Your goal:
Examine the records and identify each line that includes the string "Temperature". Copy those lines.

[Excerpt from a dataset]
---

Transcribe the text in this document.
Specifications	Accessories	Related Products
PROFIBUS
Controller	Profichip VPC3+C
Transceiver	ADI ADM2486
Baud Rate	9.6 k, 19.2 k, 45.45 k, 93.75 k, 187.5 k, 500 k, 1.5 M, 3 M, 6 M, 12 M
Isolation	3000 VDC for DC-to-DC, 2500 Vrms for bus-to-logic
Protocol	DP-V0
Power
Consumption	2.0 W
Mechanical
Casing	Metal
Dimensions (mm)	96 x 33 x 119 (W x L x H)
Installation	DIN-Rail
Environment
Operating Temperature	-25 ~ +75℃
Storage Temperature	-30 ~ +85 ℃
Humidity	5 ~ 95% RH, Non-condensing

---

The reply:
Operating Temperature	-25 ~ +75℃
Storage Temperature	-30 ~ +85 ℃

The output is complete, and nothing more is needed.